- _TO BE DONE_
Could you retype each of the rows below line for line, leaving the pictures out of your answer?

- _RECORDS PROVIDED_
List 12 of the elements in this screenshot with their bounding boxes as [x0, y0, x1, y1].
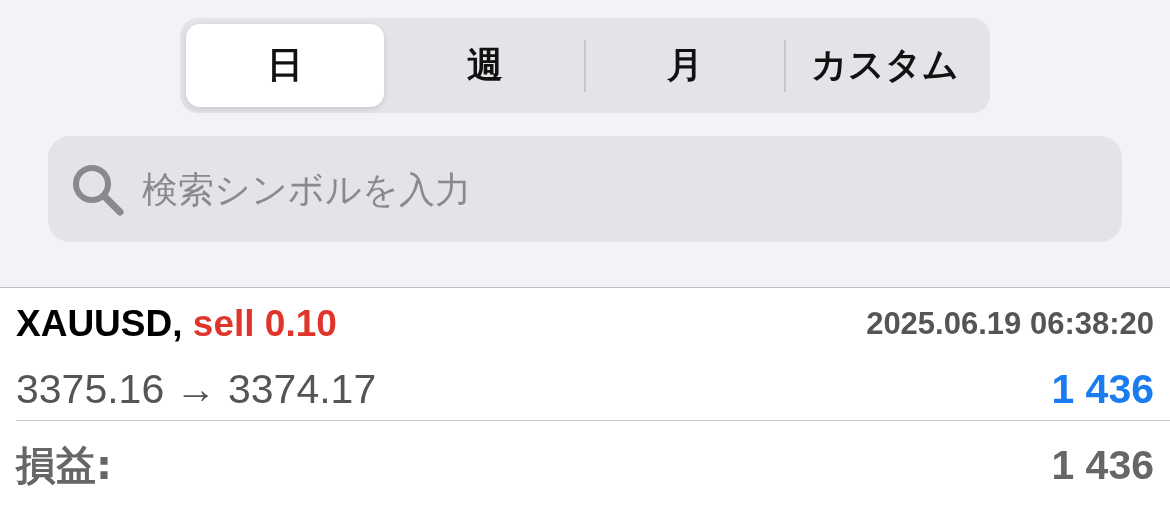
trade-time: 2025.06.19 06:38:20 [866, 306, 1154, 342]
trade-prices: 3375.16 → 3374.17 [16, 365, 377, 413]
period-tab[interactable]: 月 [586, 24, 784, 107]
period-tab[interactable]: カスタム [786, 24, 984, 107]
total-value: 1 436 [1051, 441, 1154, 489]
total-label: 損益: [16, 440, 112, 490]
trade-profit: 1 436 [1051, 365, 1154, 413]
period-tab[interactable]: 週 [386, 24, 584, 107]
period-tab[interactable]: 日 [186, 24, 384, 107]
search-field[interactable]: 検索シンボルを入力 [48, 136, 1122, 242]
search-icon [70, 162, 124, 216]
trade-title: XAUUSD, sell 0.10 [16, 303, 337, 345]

- _OUTPUT OF THE TASK_
List 12 of the elements in this screenshot with their bounding boxes as [x0, y0, x1, y1].
trade-time: 2025.06.19 06:38:20 [866, 306, 1154, 342]
trade-prices: 3375.16 → 3374.17 [16, 365, 377, 413]
period-tab[interactable]: 月 [586, 24, 784, 107]
period-tab[interactable]: カスタム [786, 24, 984, 107]
total-value: 1 436 [1051, 441, 1154, 489]
total-label: 損益: [16, 440, 112, 490]
trade-profit: 1 436 [1051, 365, 1154, 413]
period-tab[interactable]: 週 [386, 24, 584, 107]
period-tab[interactable]: 日 [186, 24, 384, 107]
search-field[interactable]: 検索シンボルを入力 [48, 136, 1122, 242]
search-icon [70, 162, 124, 216]
trade-title: XAUUSD, sell 0.10 [16, 303, 337, 345]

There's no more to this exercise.